WHAT TO WORK ON:
Repeat the records below exactly.

Entries with figure data:
+ + + + +

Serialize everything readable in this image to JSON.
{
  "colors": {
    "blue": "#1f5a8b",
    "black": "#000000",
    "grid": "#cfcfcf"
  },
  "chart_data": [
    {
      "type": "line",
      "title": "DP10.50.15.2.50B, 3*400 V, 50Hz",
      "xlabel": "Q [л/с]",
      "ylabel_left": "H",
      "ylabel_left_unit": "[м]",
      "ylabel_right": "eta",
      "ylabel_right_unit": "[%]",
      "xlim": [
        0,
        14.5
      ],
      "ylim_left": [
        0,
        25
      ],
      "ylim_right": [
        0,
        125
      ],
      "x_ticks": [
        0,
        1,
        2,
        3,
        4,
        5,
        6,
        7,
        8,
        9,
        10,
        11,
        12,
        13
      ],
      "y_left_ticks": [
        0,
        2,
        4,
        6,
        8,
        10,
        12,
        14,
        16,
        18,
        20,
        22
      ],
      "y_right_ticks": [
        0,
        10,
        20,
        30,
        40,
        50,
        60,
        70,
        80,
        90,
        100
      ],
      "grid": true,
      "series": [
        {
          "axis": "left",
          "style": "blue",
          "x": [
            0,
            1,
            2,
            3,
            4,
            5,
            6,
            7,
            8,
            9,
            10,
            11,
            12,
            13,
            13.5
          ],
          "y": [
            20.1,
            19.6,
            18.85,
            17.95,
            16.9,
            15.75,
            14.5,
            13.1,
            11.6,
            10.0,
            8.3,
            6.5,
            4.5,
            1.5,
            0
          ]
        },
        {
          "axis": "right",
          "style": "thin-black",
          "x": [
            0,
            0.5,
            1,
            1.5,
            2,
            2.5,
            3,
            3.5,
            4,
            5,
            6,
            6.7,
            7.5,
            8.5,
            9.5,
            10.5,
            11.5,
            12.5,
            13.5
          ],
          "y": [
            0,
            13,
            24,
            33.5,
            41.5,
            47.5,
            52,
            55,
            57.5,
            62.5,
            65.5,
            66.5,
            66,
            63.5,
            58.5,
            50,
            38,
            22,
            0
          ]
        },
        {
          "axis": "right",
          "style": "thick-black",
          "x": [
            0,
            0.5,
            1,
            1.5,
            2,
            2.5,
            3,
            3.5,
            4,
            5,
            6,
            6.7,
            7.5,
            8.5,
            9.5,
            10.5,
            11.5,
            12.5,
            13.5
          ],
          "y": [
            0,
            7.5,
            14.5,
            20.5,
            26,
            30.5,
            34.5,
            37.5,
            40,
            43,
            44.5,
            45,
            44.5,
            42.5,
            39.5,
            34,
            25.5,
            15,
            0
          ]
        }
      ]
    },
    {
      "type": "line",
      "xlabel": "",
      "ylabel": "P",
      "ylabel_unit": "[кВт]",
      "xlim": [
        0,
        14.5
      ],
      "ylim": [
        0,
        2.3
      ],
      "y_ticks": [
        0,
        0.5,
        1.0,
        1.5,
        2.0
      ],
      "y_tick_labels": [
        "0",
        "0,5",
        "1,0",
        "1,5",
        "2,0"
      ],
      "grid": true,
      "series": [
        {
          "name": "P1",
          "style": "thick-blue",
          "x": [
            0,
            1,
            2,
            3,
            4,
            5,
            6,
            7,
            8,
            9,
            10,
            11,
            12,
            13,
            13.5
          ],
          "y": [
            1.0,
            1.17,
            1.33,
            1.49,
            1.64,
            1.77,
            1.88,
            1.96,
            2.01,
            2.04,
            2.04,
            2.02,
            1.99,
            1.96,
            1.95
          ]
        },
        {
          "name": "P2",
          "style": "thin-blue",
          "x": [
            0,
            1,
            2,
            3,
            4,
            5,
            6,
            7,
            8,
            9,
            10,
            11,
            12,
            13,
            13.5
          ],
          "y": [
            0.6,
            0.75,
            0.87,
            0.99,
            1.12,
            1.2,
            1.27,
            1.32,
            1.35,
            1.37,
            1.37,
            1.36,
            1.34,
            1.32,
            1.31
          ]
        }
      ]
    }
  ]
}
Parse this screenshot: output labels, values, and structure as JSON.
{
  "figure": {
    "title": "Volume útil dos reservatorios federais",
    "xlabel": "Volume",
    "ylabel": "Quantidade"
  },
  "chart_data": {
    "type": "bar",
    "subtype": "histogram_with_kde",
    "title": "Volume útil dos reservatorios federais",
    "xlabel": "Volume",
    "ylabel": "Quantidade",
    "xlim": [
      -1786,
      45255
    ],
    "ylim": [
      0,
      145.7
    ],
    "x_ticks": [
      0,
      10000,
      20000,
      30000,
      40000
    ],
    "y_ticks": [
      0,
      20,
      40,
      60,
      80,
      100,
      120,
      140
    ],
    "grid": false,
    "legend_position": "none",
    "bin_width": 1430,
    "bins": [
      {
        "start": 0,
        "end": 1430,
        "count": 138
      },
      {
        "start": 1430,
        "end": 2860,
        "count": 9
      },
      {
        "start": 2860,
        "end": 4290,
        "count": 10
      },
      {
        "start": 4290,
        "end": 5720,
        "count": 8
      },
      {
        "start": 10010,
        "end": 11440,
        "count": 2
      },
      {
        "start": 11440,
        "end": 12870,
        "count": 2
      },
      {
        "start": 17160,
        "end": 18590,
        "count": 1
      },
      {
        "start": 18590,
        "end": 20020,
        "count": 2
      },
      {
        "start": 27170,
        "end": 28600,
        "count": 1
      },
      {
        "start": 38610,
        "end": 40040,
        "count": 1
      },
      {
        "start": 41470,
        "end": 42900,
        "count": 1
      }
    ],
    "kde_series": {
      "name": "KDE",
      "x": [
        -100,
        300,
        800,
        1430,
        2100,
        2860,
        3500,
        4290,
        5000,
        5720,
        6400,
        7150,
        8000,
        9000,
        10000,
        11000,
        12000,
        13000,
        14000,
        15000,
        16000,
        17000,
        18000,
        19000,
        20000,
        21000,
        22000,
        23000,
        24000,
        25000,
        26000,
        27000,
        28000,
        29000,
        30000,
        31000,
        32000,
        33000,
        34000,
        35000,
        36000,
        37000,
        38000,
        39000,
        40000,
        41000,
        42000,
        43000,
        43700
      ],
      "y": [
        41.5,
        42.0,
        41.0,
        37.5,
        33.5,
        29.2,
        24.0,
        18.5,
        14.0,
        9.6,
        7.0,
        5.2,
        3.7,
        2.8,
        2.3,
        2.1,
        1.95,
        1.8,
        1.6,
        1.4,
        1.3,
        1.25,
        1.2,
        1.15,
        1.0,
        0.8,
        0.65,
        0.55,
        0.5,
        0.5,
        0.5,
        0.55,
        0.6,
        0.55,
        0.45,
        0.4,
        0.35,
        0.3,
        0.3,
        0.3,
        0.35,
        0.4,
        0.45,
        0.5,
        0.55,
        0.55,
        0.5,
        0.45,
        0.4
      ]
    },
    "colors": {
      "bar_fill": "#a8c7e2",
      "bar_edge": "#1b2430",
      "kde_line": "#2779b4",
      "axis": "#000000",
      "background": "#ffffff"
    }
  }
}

+ + + + +

RESPONSE BELOW:
Serialize everything readable in this image to JSON.
{
  "colors": {
    "blue": "#1f5a8b",
    "black": "#000000",
    "grid": "#cfcfcf"
  },
  "chart_data": [
    {
      "type": "line",
      "title": "DP10.50.15.2.50B, 3*400 V, 50Hz",
      "xlabel": "Q [л/с]",
      "ylabel_left": "H",
      "ylabel_left_unit": "[м]",
      "ylabel_right": "eta",
      "ylabel_right_unit": "[%]",
      "xlim": [
        0,
        14.5
      ],
      "ylim_left": [
        0,
        25
      ],
      "ylim_right": [
        0,
        125
      ],
      "x_ticks": [
        0,
        1,
        2,
        3,
        4,
        5,
        6,
        7,
        8,
        9,
        10,
        11,
        12,
        13
      ],
      "y_left_ticks": [
        0,
        2,
        4,
        6,
        8,
        10,
        12,
        14,
        16,
        18,
        20,
        22
      ],
      "y_right_ticks": [
        0,
        10,
        20,
        30,
        40,
        50,
        60,
        70,
        80,
        90,
        100
      ],
      "grid": true,
      "series": [
        {
          "axis": "left",
          "style": "blue",
          "x": [
            0,
            1,
            2,
            3,
            4,
            5,
            6,
            7,
            8,
            9,
            10,
            11,
            12,
            13,
            13.5
          ],
          "y": [
            20.1,
            19.6,
            18.85,
            17.95,
            16.9,
            15.75,
            14.5,
            13.1,
            11.6,
            10.0,
            8.3,
            6.5,
            4.5,
            1.5,
            0
          ]
        },
        {
          "axis": "right",
          "style": "thin-black",
          "x": [
            0,
            0.5,
            1,
            1.5,
            2,
            2.5,
            3,
            3.5,
            4,
            5,
            6,
            6.7,
            7.5,
            8.5,
            9.5,
            10.5,
            11.5,
            12.5,
            13.5
          ],
          "y": [
            0,
            13,
            24,
            33.5,
            41.5,
            47.5,
            52,
            55,
            57.5,
            62.5,
            65.5,
            66.5,
            66,
            63.5,
            58.5,
            50,
            38,
            22,
            0
          ]
        },
        {
          "axis": "right",
          "style": "thick-black",
          "x": [
            0,
            0.5,
            1,
            1.5,
            2,
            2.5,
            3,
            3.5,
            4,
            5,
            6,
            6.7,
            7.5,
            8.5,
            9.5,
            10.5,
            11.5,
            12.5,
            13.5
          ],
          "y": [
            0,
            7.5,
            14.5,
            20.5,
            26,
            30.5,
            34.5,
            37.5,
            40,
            43,
            44.5,
            45,
            44.5,
            42.5,
            39.5,
            34,
            25.5,
            15,
            0
          ]
        }
      ]
    },
    {
      "type": "line",
      "xlabel": "",
      "ylabel": "P",
      "ylabel_unit": "[кВт]",
      "xlim": [
        0,
        14.5
      ],
      "ylim": [
        0,
        2.3
      ],
      "y_ticks": [
        0,
        0.5,
        1.0,
        1.5,
        2.0
      ],
      "y_tick_labels": [
        "0",
        "0,5",
        "1,0",
        "1,5",
        "2,0"
      ],
      "grid": true,
      "series": [
        {
          "name": "P1",
          "style": "thick-blue",
          "x": [
            0,
            1,
            2,
            3,
            4,
            5,
            6,
            7,
            8,
            9,
            10,
            11,
            12,
            13,
            13.5
          ],
          "y": [
            1.0,
            1.17,
            1.33,
            1.49,
            1.64,
            1.77,
            1.88,
            1.96,
            2.01,
            2.04,
            2.04,
            2.02,
            1.99,
            1.96,
            1.95
          ]
        },
        {
          "name": "P2",
          "style": "thin-blue",
          "x": [
            0,
            1,
            2,
            3,
            4,
            5,
            6,
            7,
            8,
            9,
            10,
            11,
            12,
            13,
            13.5
          ],
          "y": [
            0.6,
            0.75,
            0.87,
            0.99,
            1.12,
            1.2,
            1.27,
            1.32,
            1.35,
            1.37,
            1.37,
            1.36,
            1.34,
            1.32,
            1.31
          ]
        }
      ]
    }
  ]
}
Parse this screenshot: output labels, values, and structure as JSON.
{
  "figure": {
    "title": "Volume útil dos reservatorios federais",
    "xlabel": "Volume",
    "ylabel": "Quantidade"
  },
  "chart_data": {
    "type": "bar",
    "subtype": "histogram_with_kde",
    "title": "Volume útil dos reservatorios federais",
    "xlabel": "Volume",
    "ylabel": "Quantidade",
    "xlim": [
      -1786,
      45255
    ],
    "ylim": [
      0,
      145.7
    ],
    "x_ticks": [
      0,
      10000,
      20000,
      30000,
      40000
    ],
    "y_ticks": [
      0,
      20,
      40,
      60,
      80,
      100,
      120,
      140
    ],
    "grid": false,
    "legend_position": "none",
    "bin_width": 1430,
    "bins": [
      {
        "start": 0,
        "end": 1430,
        "count": 138
      },
      {
        "start": 1430,
        "end": 2860,
        "count": 9
      },
      {
        "start": 2860,
        "end": 4290,
        "count": 10
      },
      {
        "start": 4290,
        "end": 5720,
        "count": 8
      },
      {
        "start": 10010,
        "end": 11440,
        "count": 2
      },
      {
        "start": 11440,
        "end": 12870,
        "count": 2
      },
      {
        "start": 17160,
        "end": 18590,
        "count": 1
      },
      {
        "start": 18590,
        "end": 20020,
        "count": 2
      },
      {
        "start": 27170,
        "end": 28600,
        "count": 1
      },
      {
        "start": 38610,
        "end": 40040,
        "count": 1
      },
      {
        "start": 41470,
        "end": 42900,
        "count": 1
      }
    ],
    "kde_series": {
      "name": "KDE",
      "x": [
        -100,
        300,
        800,
        1430,
        2100,
        2860,
        3500,
        4290,
        5000,
        5720,
        6400,
        7150,
        8000,
        9000,
        10000,
        11000,
        12000,
        13000,
        14000,
        15000,
        16000,
        17000,
        18000,
        19000,
        20000,
        21000,
        22000,
        23000,
        24000,
        25000,
        26000,
        27000,
        28000,
        29000,
        30000,
        31000,
        32000,
        33000,
        34000,
        35000,
        36000,
        37000,
        38000,
        39000,
        40000,
        41000,
        42000,
        43000,
        43700
      ],
      "y": [
        41.5,
        42.0,
        41.0,
        37.5,
        33.5,
        29.2,
        24.0,
        18.5,
        14.0,
        9.6,
        7.0,
        5.2,
        3.7,
        2.8,
        2.3,
        2.1,
        1.95,
        1.8,
        1.6,
        1.4,
        1.3,
        1.25,
        1.2,
        1.15,
        1.0,
        0.8,
        0.65,
        0.55,
        0.5,
        0.5,
        0.5,
        0.55,
        0.6,
        0.55,
        0.45,
        0.4,
        0.35,
        0.3,
        0.3,
        0.3,
        0.35,
        0.4,
        0.45,
        0.5,
        0.55,
        0.55,
        0.5,
        0.45,
        0.4
      ]
    },
    "colors": {
      "bar_fill": "#a8c7e2",
      "bar_edge": "#1b2430",
      "kde_line": "#2779b4",
      "axis": "#000000",
      "background": "#ffffff"
    }
  }
}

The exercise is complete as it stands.